- **Data items**
>> start
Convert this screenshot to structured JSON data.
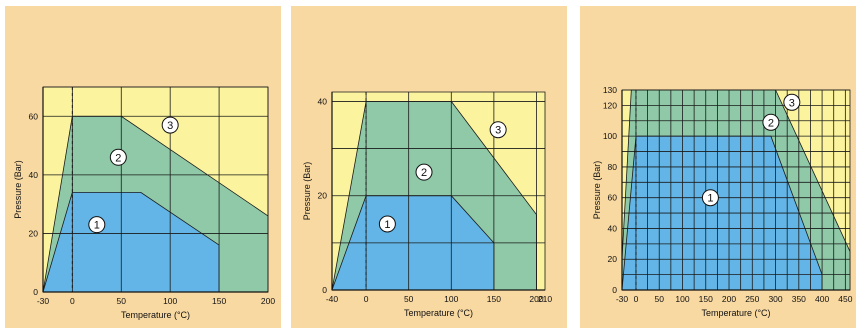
{
  "chart_data": [
    {
      "type": "area",
      "xlabel": "Temperature (°C)",
      "ylabel": "Pressure (Bar)",
      "xlim": [
        -30,
        200
      ],
      "ylim": [
        0,
        70
      ],
      "x_ticks": [
        -30,
        0,
        50,
        100,
        150,
        200
      ],
      "x_tick_labels": [
        "-30",
        "0",
        "50",
        "100",
        "150",
        "200"
      ],
      "y_ticks": [
        0,
        20,
        40,
        60
      ],
      "y_tick_labels": [
        "0",
        "20",
        "40",
        "60"
      ],
      "x_grid": [
        -30,
        0,
        50,
        100,
        150,
        200
      ],
      "y_grid": [
        0,
        20,
        40,
        60,
        70
      ],
      "dashed_x": 0,
      "regions": [
        {
          "label": "3",
          "color": "#fbf39d",
          "label_at": [
            100,
            57
          ],
          "points": [
            [
              -30,
              0
            ],
            [
              -30,
              70
            ],
            [
              200,
              70
            ],
            [
              200,
              0
            ]
          ]
        },
        {
          "label": "2",
          "color": "#8fc9a7",
          "label_at": [
            47,
            46
          ],
          "points": [
            [
              -30,
              0
            ],
            [
              0,
              60
            ],
            [
              50,
              60
            ],
            [
              200,
              26
            ],
            [
              200,
              0
            ]
          ]
        },
        {
          "label": "1",
          "color": "#62b5e6",
          "label_at": [
            25,
            23
          ],
          "points": [
            [
              -30,
              0
            ],
            [
              0,
              34
            ],
            [
              70,
              34
            ],
            [
              150,
              16
            ],
            [
              150,
              0
            ]
          ]
        }
      ]
    },
    {
      "type": "area",
      "xlabel": "Temperature (°C)",
      "ylabel": "Pressure (Bar)",
      "xlim": [
        -40,
        210
      ],
      "ylim": [
        0,
        42
      ],
      "x_ticks": [
        -40,
        0,
        50,
        100,
        150,
        200,
        210
      ],
      "x_tick_labels": [
        "-40",
        "0",
        "50",
        "100",
        "150",
        "200",
        "210"
      ],
      "y_ticks": [
        0,
        20,
        40
      ],
      "y_tick_labels": [
        "0",
        "20",
        "40"
      ],
      "x_grid": [
        -40,
        0,
        50,
        100,
        150,
        200
      ],
      "y_grid": [
        0,
        10,
        20,
        30,
        40
      ],
      "dashed_x": 0,
      "regions": [
        {
          "label": "3",
          "color": "#fbf39d",
          "label_at": [
            155,
            34
          ],
          "points": [
            [
              -40,
              0
            ],
            [
              -40,
              42
            ],
            [
              210,
              42
            ],
            [
              210,
              0
            ]
          ]
        },
        {
          "label": "2",
          "color": "#8fc9a7",
          "label_at": [
            68,
            25
          ],
          "points": [
            [
              -40,
              0
            ],
            [
              0,
              40
            ],
            [
              100,
              40
            ],
            [
              200,
              16
            ],
            [
              200,
              0
            ]
          ]
        },
        {
          "label": "1",
          "color": "#62b5e6",
          "label_at": [
            25,
            14
          ],
          "points": [
            [
              -40,
              0
            ],
            [
              0,
              20
            ],
            [
              100,
              20
            ],
            [
              150,
              10
            ],
            [
              150,
              0
            ]
          ]
        }
      ]
    },
    {
      "type": "area",
      "xlabel": "Temperature (°C)",
      "ylabel": "Pressure (Bar)",
      "xlim": [
        -30,
        460
      ],
      "ylim": [
        0,
        130
      ],
      "x_ticks": [
        -30,
        0,
        50,
        100,
        150,
        200,
        250,
        300,
        350,
        400,
        450
      ],
      "x_tick_labels": [
        "-30",
        "0",
        "50",
        "100",
        "150",
        "200",
        "250",
        "300",
        "350",
        "400",
        "450"
      ],
      "y_ticks": [
        0,
        20,
        40,
        60,
        80,
        100,
        120,
        130
      ],
      "y_tick_labels": [
        "0",
        "20",
        "40",
        "60",
        "80",
        "100",
        "120",
        "130"
      ],
      "x_grid": [
        -30,
        0,
        25,
        50,
        75,
        100,
        125,
        150,
        175,
        200,
        225,
        250,
        275,
        300,
        325,
        350,
        375,
        400,
        425,
        450
      ],
      "y_grid": [
        0,
        10,
        20,
        30,
        40,
        50,
        60,
        70,
        80,
        90,
        100,
        110,
        120,
        130
      ],
      "dashed_x": 0,
      "regions": [
        {
          "label": "3",
          "color": "#fbf39d",
          "label_at": [
            335,
            122
          ],
          "points": [
            [
              -30,
              0
            ],
            [
              -30,
              130
            ],
            [
              460,
              130
            ],
            [
              460,
              0
            ]
          ]
        },
        {
          "label": "2",
          "color": "#8fc9a7",
          "label_at": [
            290,
            109
          ],
          "points": [
            [
              -30,
              20
            ],
            [
              -10,
              130
            ],
            [
              300,
              130
            ],
            [
              460,
              25
            ],
            [
              460,
              0
            ],
            [
              -30,
              0
            ]
          ]
        },
        {
          "label": "1",
          "color": "#62b5e6",
          "label_at": [
            160,
            60
          ],
          "points": [
            [
              -30,
              0
            ],
            [
              0,
              100
            ],
            [
              290,
              100
            ],
            [
              400,
              10
            ],
            [
              400,
              0
            ]
          ]
        }
      ]
    }
  ]
}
>> end
- **Short task**
Keep the pictures out of your copy, and repeat every entry above exactly.

- **Complete output**
Convert this screenshot to structured JSON data.
{
  "chart_data": [
    {
      "type": "area",
      "xlabel": "Temperature (°C)",
      "ylabel": "Pressure (Bar)",
      "xlim": [
        -30,
        200
      ],
      "ylim": [
        0,
        70
      ],
      "x_ticks": [
        -30,
        0,
        50,
        100,
        150,
        200
      ],
      "x_tick_labels": [
        "-30",
        "0",
        "50",
        "100",
        "150",
        "200"
      ],
      "y_ticks": [
        0,
        20,
        40,
        60
      ],
      "y_tick_labels": [
        "0",
        "20",
        "40",
        "60"
      ],
      "x_grid": [
        -30,
        0,
        50,
        100,
        150,
        200
      ],
      "y_grid": [
        0,
        20,
        40,
        60,
        70
      ],
      "dashed_x": 0,
      "regions": [
        {
          "label": "3",
          "color": "#fbf39d",
          "label_at": [
            100,
            57
          ],
          "points": [
            [
              -30,
              0
            ],
            [
              -30,
              70
            ],
            [
              200,
              70
            ],
            [
              200,
              0
            ]
          ]
        },
        {
          "label": "2",
          "color": "#8fc9a7",
          "label_at": [
            47,
            46
          ],
          "points": [
            [
              -30,
              0
            ],
            [
              0,
              60
            ],
            [
              50,
              60
            ],
            [
              200,
              26
            ],
            [
              200,
              0
            ]
          ]
        },
        {
          "label": "1",
          "color": "#62b5e6",
          "label_at": [
            25,
            23
          ],
          "points": [
            [
              -30,
              0
            ],
            [
              0,
              34
            ],
            [
              70,
              34
            ],
            [
              150,
              16
            ],
            [
              150,
              0
            ]
          ]
        }
      ]
    },
    {
      "type": "area",
      "xlabel": "Temperature (°C)",
      "ylabel": "Pressure (Bar)",
      "xlim": [
        -40,
        210
      ],
      "ylim": [
        0,
        42
      ],
      "x_ticks": [
        -40,
        0,
        50,
        100,
        150,
        200,
        210
      ],
      "x_tick_labels": [
        "-40",
        "0",
        "50",
        "100",
        "150",
        "200",
        "210"
      ],
      "y_ticks": [
        0,
        20,
        40
      ],
      "y_tick_labels": [
        "0",
        "20",
        "40"
      ],
      "x_grid": [
        -40,
        0,
        50,
        100,
        150,
        200
      ],
      "y_grid": [
        0,
        10,
        20,
        30,
        40
      ],
      "dashed_x": 0,
      "regions": [
        {
          "label": "3",
          "color": "#fbf39d",
          "label_at": [
            155,
            34
          ],
          "points": [
            [
              -40,
              0
            ],
            [
              -40,
              42
            ],
            [
              210,
              42
            ],
            [
              210,
              0
            ]
          ]
        },
        {
          "label": "2",
          "color": "#8fc9a7",
          "label_at": [
            68,
            25
          ],
          "points": [
            [
              -40,
              0
            ],
            [
              0,
              40
            ],
            [
              100,
              40
            ],
            [
              200,
              16
            ],
            [
              200,
              0
            ]
          ]
        },
        {
          "label": "1",
          "color": "#62b5e6",
          "label_at": [
            25,
            14
          ],
          "points": [
            [
              -40,
              0
            ],
            [
              0,
              20
            ],
            [
              100,
              20
            ],
            [
              150,
              10
            ],
            [
              150,
              0
            ]
          ]
        }
      ]
    },
    {
      "type": "area",
      "xlabel": "Temperature (°C)",
      "ylabel": "Pressure (Bar)",
      "xlim": [
        -30,
        460
      ],
      "ylim": [
        0,
        130
      ],
      "x_ticks": [
        -30,
        0,
        50,
        100,
        150,
        200,
        250,
        300,
        350,
        400,
        450
      ],
      "x_tick_labels": [
        "-30",
        "0",
        "50",
        "100",
        "150",
        "200",
        "250",
        "300",
        "350",
        "400",
        "450"
      ],
      "y_ticks": [
        0,
        20,
        40,
        60,
        80,
        100,
        120,
        130
      ],
      "y_tick_labels": [
        "0",
        "20",
        "40",
        "60",
        "80",
        "100",
        "120",
        "130"
      ],
      "x_grid": [
        -30,
        0,
        25,
        50,
        75,
        100,
        125,
        150,
        175,
        200,
        225,
        250,
        275,
        300,
        325,
        350,
        375,
        400,
        425,
        450
      ],
      "y_grid": [
        0,
        10,
        20,
        30,
        40,
        50,
        60,
        70,
        80,
        90,
        100,
        110,
        120,
        130
      ],
      "dashed_x": 0,
      "regions": [
        {
          "label": "3",
          "color": "#fbf39d",
          "label_at": [
            335,
            122
          ],
          "points": [
            [
              -30,
              0
            ],
            [
              -30,
              130
            ],
            [
              460,
              130
            ],
            [
              460,
              0
            ]
          ]
        },
        {
          "label": "2",
          "color": "#8fc9a7",
          "label_at": [
            290,
            109
          ],
          "points": [
            [
              -30,
              20
            ],
            [
              -10,
              130
            ],
            [
              300,
              130
            ],
            [
              460,
              25
            ],
            [
              460,
              0
            ],
            [
              -30,
              0
            ]
          ]
        },
        {
          "label": "1",
          "color": "#62b5e6",
          "label_at": [
            160,
            60
          ],
          "points": [
            [
              -30,
              0
            ],
            [
              0,
              100
            ],
            [
              290,
              100
            ],
            [
              400,
              10
            ],
            [
              400,
              0
            ]
          ]
        }
      ]
    }
  ]
}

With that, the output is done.